_How to complete this task_. Transcribe each entry so that it matches the original exactly.
Extracted records section start
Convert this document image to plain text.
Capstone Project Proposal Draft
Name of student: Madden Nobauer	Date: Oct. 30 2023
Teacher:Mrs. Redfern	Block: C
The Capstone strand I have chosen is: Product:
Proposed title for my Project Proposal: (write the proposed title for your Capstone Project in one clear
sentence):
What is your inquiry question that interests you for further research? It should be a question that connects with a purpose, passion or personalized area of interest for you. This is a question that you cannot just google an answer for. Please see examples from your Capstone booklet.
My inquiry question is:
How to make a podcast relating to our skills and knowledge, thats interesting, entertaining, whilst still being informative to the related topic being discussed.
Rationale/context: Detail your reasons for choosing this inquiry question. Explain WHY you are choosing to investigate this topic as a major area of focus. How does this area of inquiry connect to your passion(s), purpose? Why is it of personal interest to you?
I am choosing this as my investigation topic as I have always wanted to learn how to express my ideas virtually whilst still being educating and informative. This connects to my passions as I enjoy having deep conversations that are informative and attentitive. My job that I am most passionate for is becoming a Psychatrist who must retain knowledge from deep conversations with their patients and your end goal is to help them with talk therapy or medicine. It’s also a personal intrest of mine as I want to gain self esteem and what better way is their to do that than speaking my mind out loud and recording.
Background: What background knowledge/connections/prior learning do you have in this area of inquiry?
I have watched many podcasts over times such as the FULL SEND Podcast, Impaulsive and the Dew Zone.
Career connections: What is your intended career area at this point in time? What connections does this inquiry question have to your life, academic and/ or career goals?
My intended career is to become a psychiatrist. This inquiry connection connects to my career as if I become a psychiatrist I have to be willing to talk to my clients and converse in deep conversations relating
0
Extracted records section end
_Answer to this task_.
Convert this document image to plain text.
Capstone Project Proposal Draft
Name of student: Madden Nobauer	Date: Oct. 30 2023
Teacher:Mrs. Redfern	Block: C
The Capstone strand I have chosen is: Product:
Proposed title for my Project Proposal: (write the proposed title for your Capstone Project in one clear
sentence):
What is your inquiry question that interests you for further research? It should be a question that connects with a purpose, passion or personalized area of interest for you. This is a question that you cannot just google an answer for. Please see examples from your Capstone booklet.
My inquiry question is:
How to make a podcast relating to our skills and knowledge, thats interesting, entertaining, whilst still being informative to the related topic being discussed.
Rationale/context: Detail your reasons for choosing this inquiry question. Explain WHY you are choosing to investigate this topic as a major area of focus. How does this area of inquiry connect to your passion(s), purpose? Why is it of personal interest to you?
I am choosing this as my investigation topic as I have always wanted to learn how to express my ideas virtually whilst still being educating and informative. This connects to my passions as I enjoy having deep conversations that are informative and attentitive. My job that I am most passionate for is becoming a Psychatrist who must retain knowledge from deep conversations with their patients and your end goal is to help them with talk therapy or medicine. It’s also a personal intrest of mine as I want to gain self esteem and what better way is their to do that than speaking my mind out loud and recording.
Background: What background knowledge/connections/prior learning do you have in this area of inquiry?
I have watched many podcasts over times such as the FULL SEND Podcast, Impaulsive and the Dew Zone.
Career connections: What is your intended career area at this point in time? What connections does this inquiry question have to your life, academic and/ or career goals?
My intended career is to become a psychiatrist. This inquiry connection connects to my career as if I become a psychiatrist I have to be willing to talk to my clients and converse in deep conversations relating
0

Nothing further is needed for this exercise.